• _Data for this task_

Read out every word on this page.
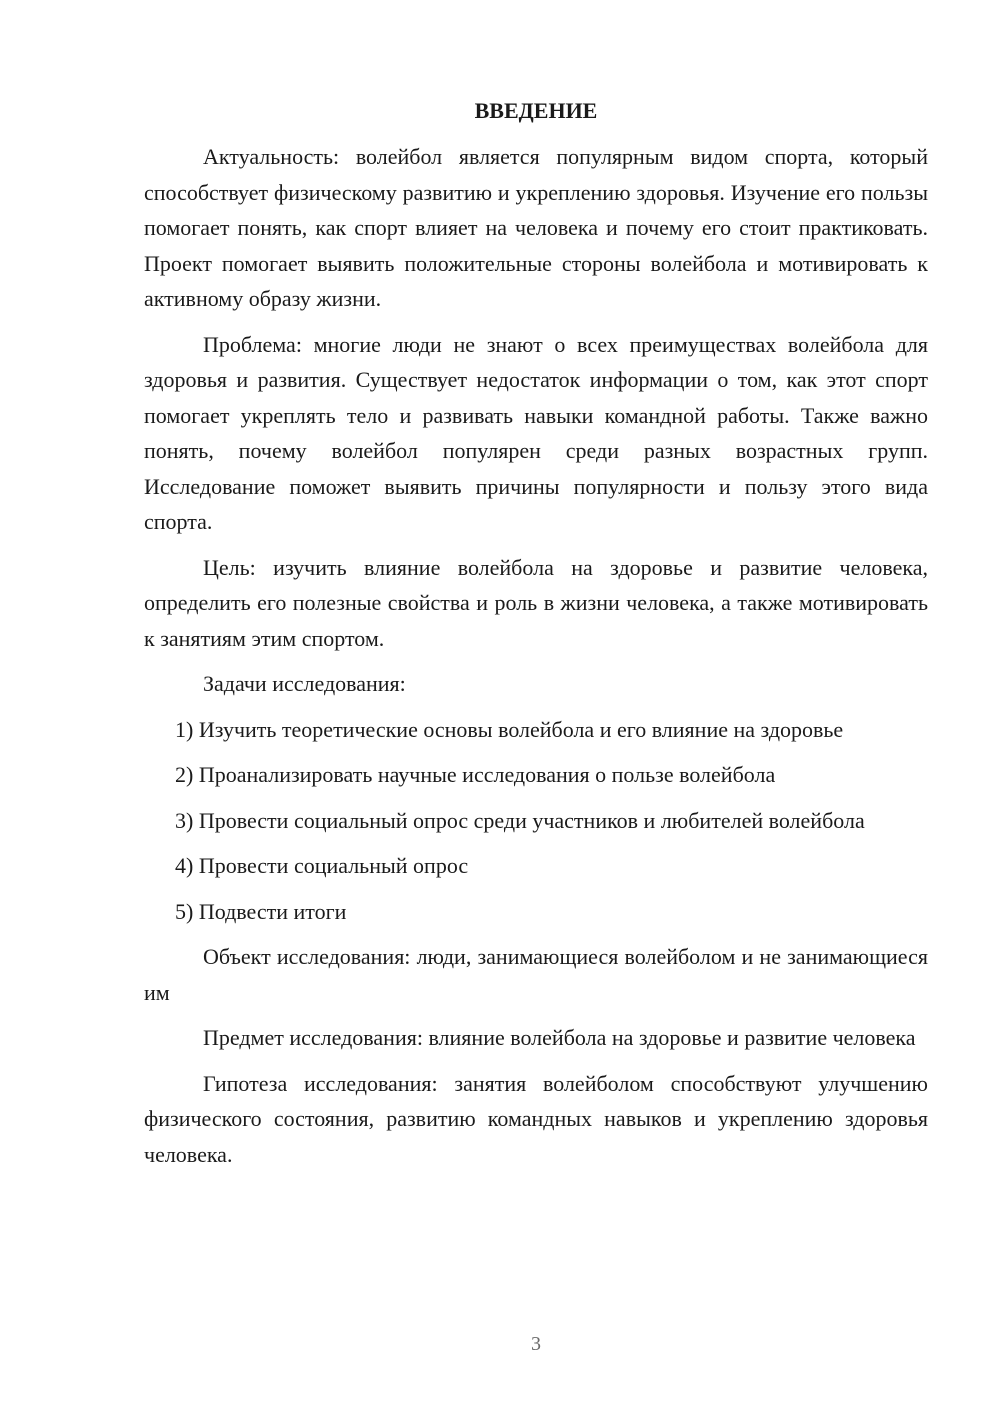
ВВЕДЕНИЕ

Актуальность: волейбол является популярным видом спорта, который способствует физическому развитию и укреплению здоровья. Изучение его пользы помогает понять, как спорт влияет на человека и почему его стоит практиковать. Проект помогает выявить положительные стороны волейбола и мотивировать к активному образу жизни.

Проблема: многие люди не знают о всех преимуществах волейбола для здоровья и развития. Существует недостаток информации о том, как этот спорт помогает укреплять тело и развивать навыки командной работы. Также важно понять, почему волейбол популярен среди разных возрастных групп. Исследование поможет выявить причины популярности и пользу этого вида спорта.

Цель: изучить влияние волейбола на здоровье и развитие человека, определить его полезные свойства и роль в жизни человека, а также мотивировать к занятиям этим спортом.

Задачи исследования:

1) Изучить теоретические основы волейбола и его влияние на здоровье

2) Проанализировать научные исследования о пользе волейбола

3) Провести социальный опрос среди участников и любителей волейбола

4) Провести социальный опрос

5) Подвести итоги

Объект исследования: люди, занимающиеся волейболом и не занимающиеся им

Предмет исследования: влияние волейбола на здоровье и развитие человека

Гипотеза исследования: занятия волейболом способствуют улучшению физического состояния, развитию командных навыков и укреплению здоровья человека.

3
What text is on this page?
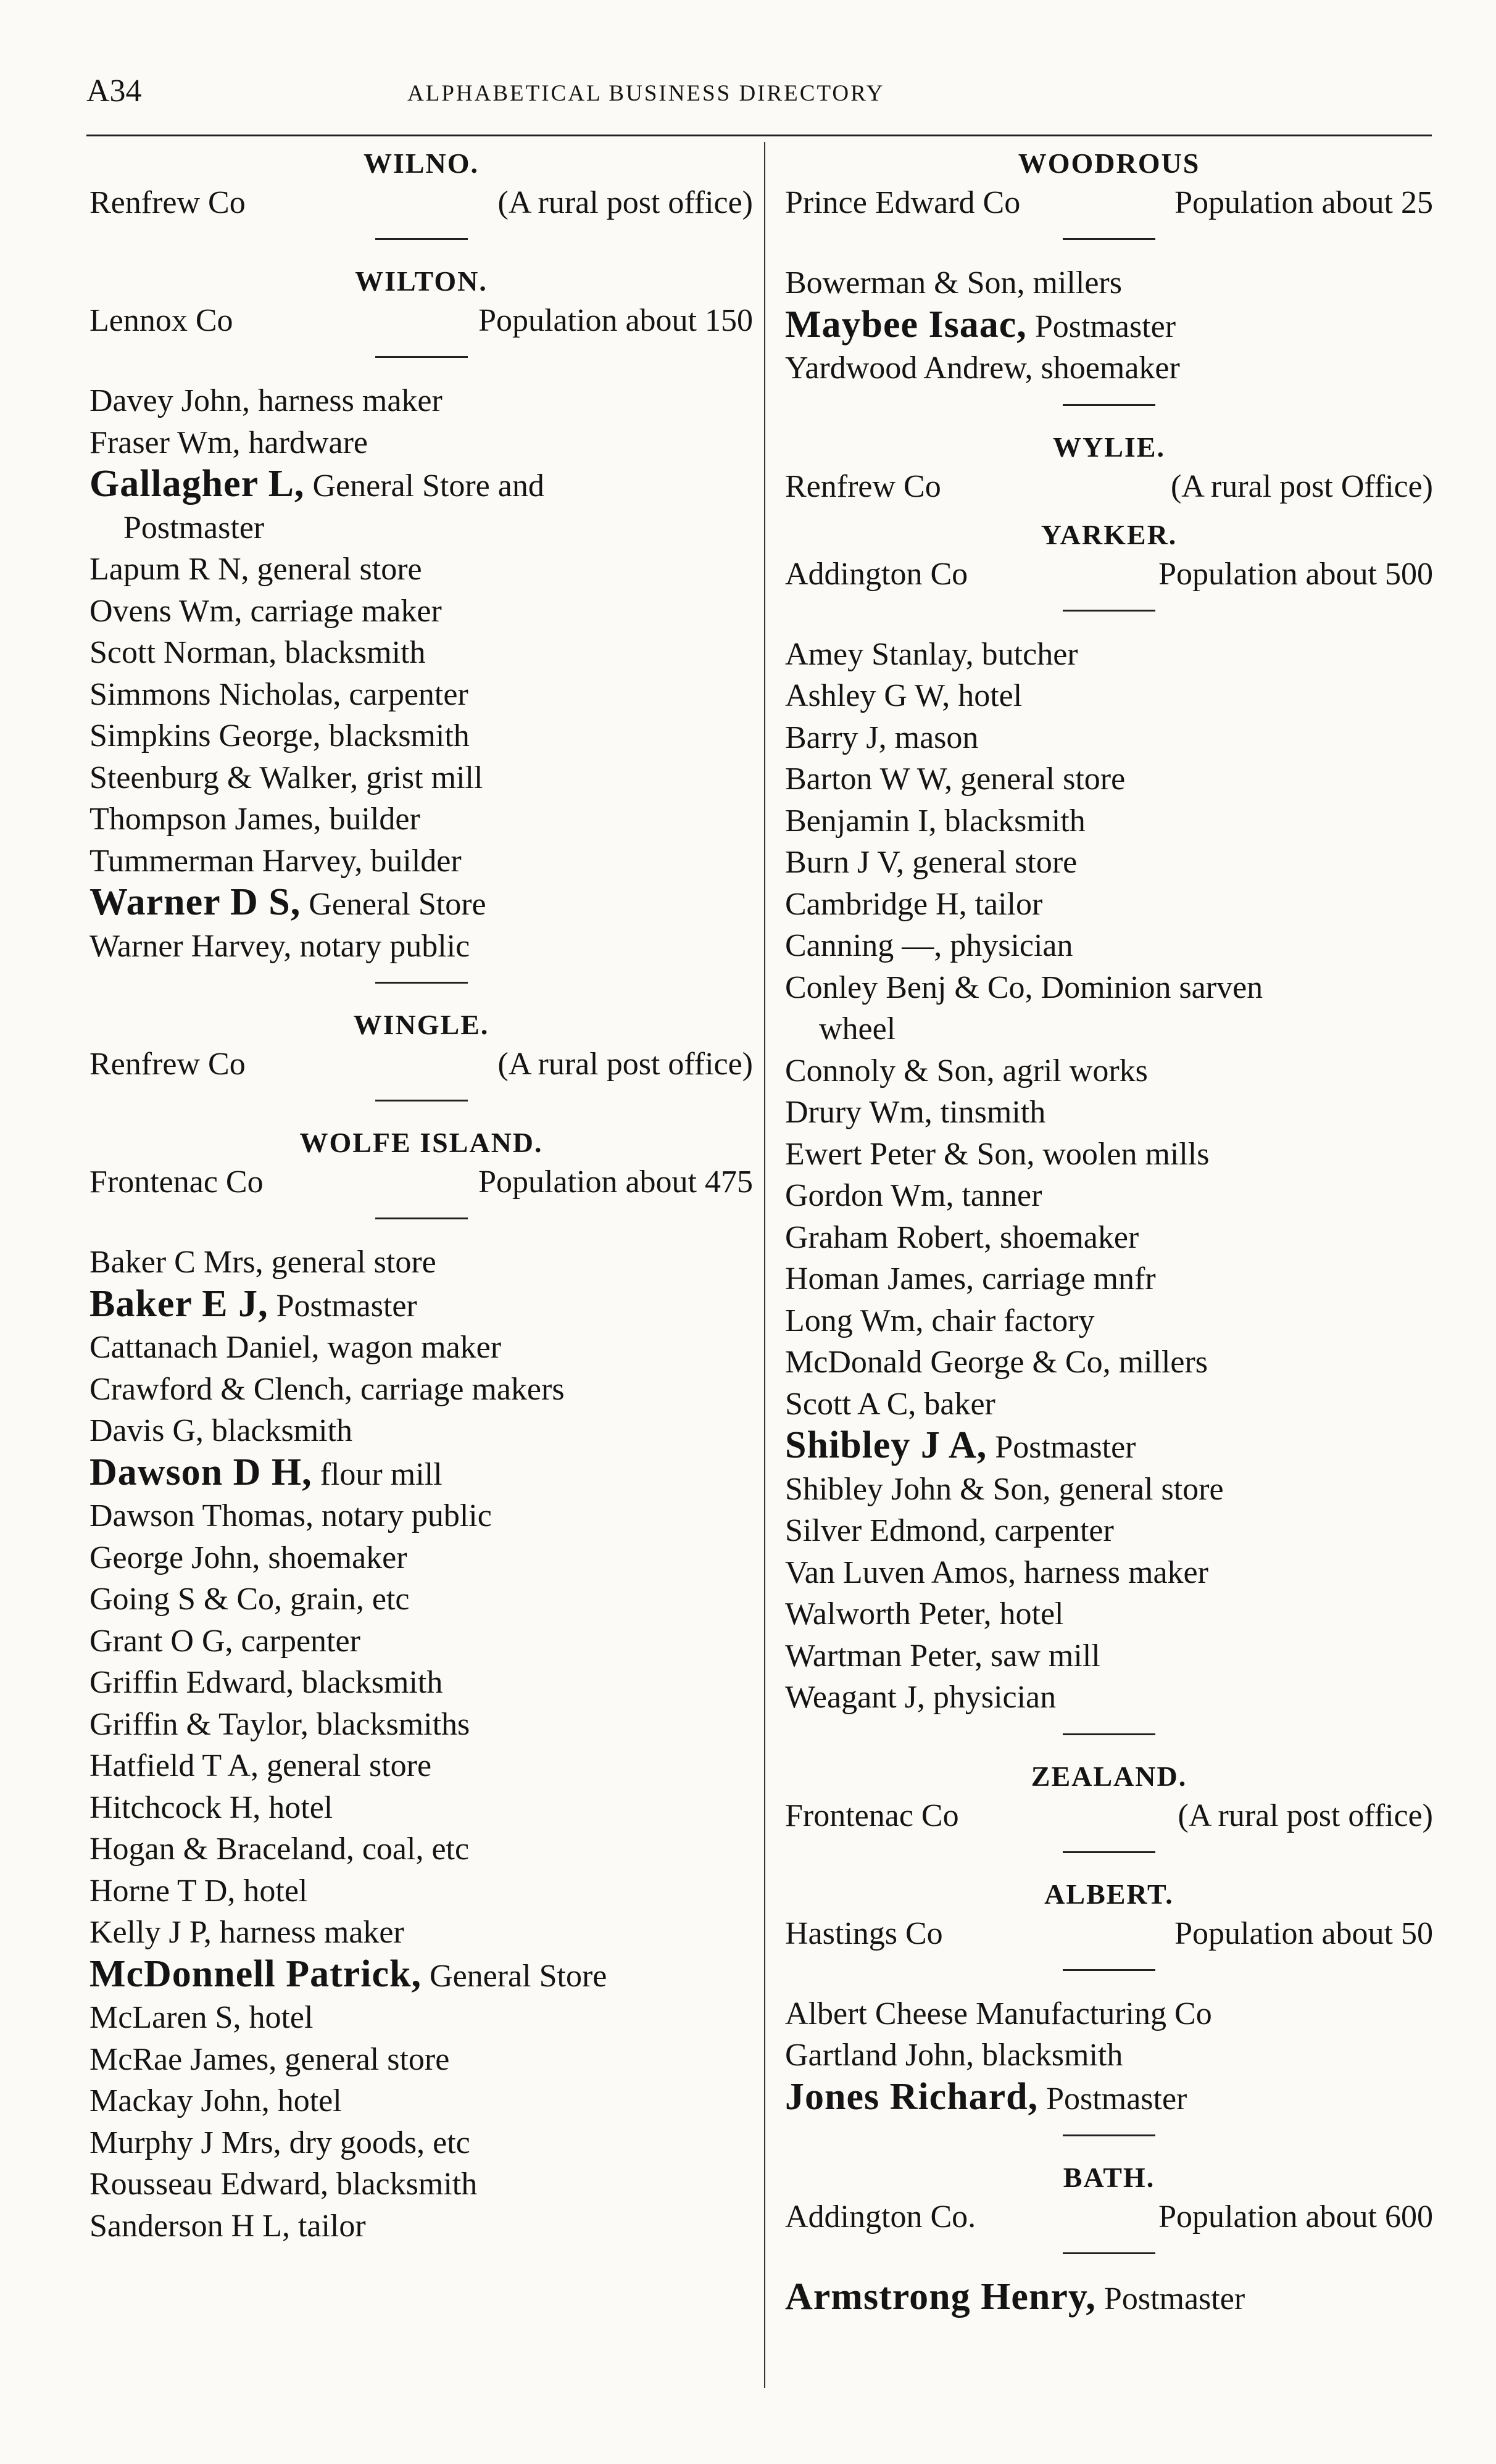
A34	ALPHABETICAL BUSINESS DIRECTORY
WILNO.
Renfrew Co	(A rural post office)
WILTON.
Lennox Co	Population about 150
Davey John, harness maker
Fraser Wm, hardware
Gallagher L, General Store and
Postmaster
Lapum R N, general store
Ovens Wm, carriage maker
Scott Norman, blacksmith
Simmons Nicholas, carpenter
Simpkins George, blacksmith
Steenburg & Walker, grist mill
Thompson James, builder
Tummerman Harvey, builder
Warner D S, General Store
Warner Harvey, notary public
WINGLE.
Renfrew Co	(A rural post office)
WOLFE ISLAND.
Frontenac Co	Population about 475
Baker C Mrs, general store
Baker E J, Postmaster
Cattanach Daniel, wagon maker
Crawford & Clench, carriage makers
Davis G, blacksmith
Dawson D H, flour mill
Dawson Thomas, notary public
George John, shoemaker
Going S & Co, grain, etc
Grant O G, carpenter
Griffin Edward, blacksmith
Griffin & Taylor, blacksmiths
Hatfield T A, general store
Hitchcock H, hotel
Hogan & Braceland, coal, etc
Horne T D, hotel
Kelly J P, harness maker
McDonnell Patrick, General Store
McLaren S, hotel
McRae James, general store
Mackay John, hotel
Murphy J Mrs, dry goods, etc
Rousseau Edward, blacksmith
Sanderson H L, tailor
WOODROUS
Prince Edward Co	Population about 25
Bowerman & Son, millers
Maybee Isaac, Postmaster
Yardwood Andrew, shoemaker
WYLIE.
Renfrew Co	(A rural post Office)
YARKER.
Addington Co	Population about 500
Amey Stanlay, butcher
Ashley G W, hotel
Barry J, mason
Barton W W, general store
Benjamin I, blacksmith
Burn J V, general store
Cambridge H, tailor
Canning —, physician
Conley Benj & Co, Dominion sarven
wheel
Connoly & Son, agril works
Drury Wm, tinsmith
Ewert Peter & Son, woolen mills
Gordon Wm, tanner
Graham Robert, shoemaker
Homan James, carriage mnfr
Long Wm, chair factory
McDonald George & Co, millers
Scott A C, baker
Shibley J A, Postmaster
Shibley John & Son, general store
Silver Edmond, carpenter
Van Luven Amos, harness maker
Walworth Peter, hotel
Wartman Peter, saw mill
Weagant J, physician
ZEALAND.
Frontenac Co	(A rural post office)
ALBERT.
Hastings Co	Population about 50
Albert Cheese Manufacturing Co
Gartland John, blacksmith
Jones Richard, Postmaster
BATH.
Addington Co.	Population about 600
Armstrong Henry, Postmaster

• _Task instructions_
Nothing in the entries should change as you copy them, except that the pictures are left out.

• _Answer to this problem_
Read out every word on this page.
ВВЕДЕНИЕ

Актуальность: волейбол является популярным видом спорта, который способствует физическому развитию и укреплению здоровья. Изучение его пользы помогает понять, как спорт влияет на человека и почему его стоит практиковать. Проект помогает выявить положительные стороны волейбола и мотивировать к активному образу жизни.

Проблема: многие люди не знают о всех преимуществах волейбола для здоровья и развития. Существует недостаток информации о том, как этот спорт помогает укреплять тело и развивать навыки командной работы. Также важно понять, почему волейбол популярен среди разных возрастных групп. Исследование поможет выявить причины популярности и пользу этого вида спорта.

Цель: изучить влияние волейбола на здоровье и развитие человека, определить его полезные свойства и роль в жизни человека, а также мотивировать к занятиям этим спортом.

Задачи исследования:

1) Изучить теоретические основы волейбола и его влияние на здоровье

2) Проанализировать научные исследования о пользе волейбола

3) Провести социальный опрос среди участников и любителей волейбола

4) Провести социальный опрос

5) Подвести итоги

Объект исследования: люди, занимающиеся волейболом и не занимающиеся им

Предмет исследования: влияние волейбола на здоровье и развитие человека

Гипотеза исследования: занятия волейболом способствуют улучшению физического состояния, развитию командных навыков и укреплению здоровья человека.

3
What text is on this page?
A34	ALPHABETICAL BUSINESS DIRECTORY
WILNO.
Renfrew Co	(A rural post office)
WILTON.
Lennox Co	Population about 150
Davey John, harness maker
Fraser Wm, hardware
Gallagher L, General Store and
Postmaster
Lapum R N, general store
Ovens Wm, carriage maker
Scott Norman, blacksmith
Simmons Nicholas, carpenter
Simpkins George, blacksmith
Steenburg & Walker, grist mill
Thompson James, builder
Tummerman Harvey, builder
Warner D S, General Store
Warner Harvey, notary public
WINGLE.
Renfrew Co	(A rural post office)
WOLFE ISLAND.
Frontenac Co	Population about 475
Baker C Mrs, general store
Baker E J, Postmaster
Cattanach Daniel, wagon maker
Crawford & Clench, carriage makers
Davis G, blacksmith
Dawson D H, flour mill
Dawson Thomas, notary public
George John, shoemaker
Going S & Co, grain, etc
Grant O G, carpenter
Griffin Edward, blacksmith
Griffin & Taylor, blacksmiths
Hatfield T A, general store
Hitchcock H, hotel
Hogan & Braceland, coal, etc
Horne T D, hotel
Kelly J P, harness maker
McDonnell Patrick, General Store
McLaren S, hotel
McRae James, general store
Mackay John, hotel
Murphy J Mrs, dry goods, etc
Rousseau Edward, blacksmith
Sanderson H L, tailor
WOODROUS
Prince Edward Co	Population about 25
Bowerman & Son, millers
Maybee Isaac, Postmaster
Yardwood Andrew, shoemaker
WYLIE.
Renfrew Co	(A rural post Office)
YARKER.
Addington Co	Population about 500
Amey Stanlay, butcher
Ashley G W, hotel
Barry J, mason
Barton W W, general store
Benjamin I, blacksmith
Burn J V, general store
Cambridge H, tailor
Canning —, physician
Conley Benj & Co, Dominion sarven
wheel
Connoly & Son, agril works
Drury Wm, tinsmith
Ewert Peter & Son, woolen mills
Gordon Wm, tanner
Graham Robert, shoemaker
Homan James, carriage mnfr
Long Wm, chair factory
McDonald George & Co, millers
Scott A C, baker
Shibley J A, Postmaster
Shibley John & Son, general store
Silver Edmond, carpenter
Van Luven Amos, harness maker
Walworth Peter, hotel
Wartman Peter, saw mill
Weagant J, physician
ZEALAND.
Frontenac Co	(A rural post office)
ALBERT.
Hastings Co	Population about 50
Albert Cheese Manufacturing Co
Gartland John, blacksmith
Jones Richard, Postmaster
BATH.
Addington Co.	Population about 600
Armstrong Henry, Postmaster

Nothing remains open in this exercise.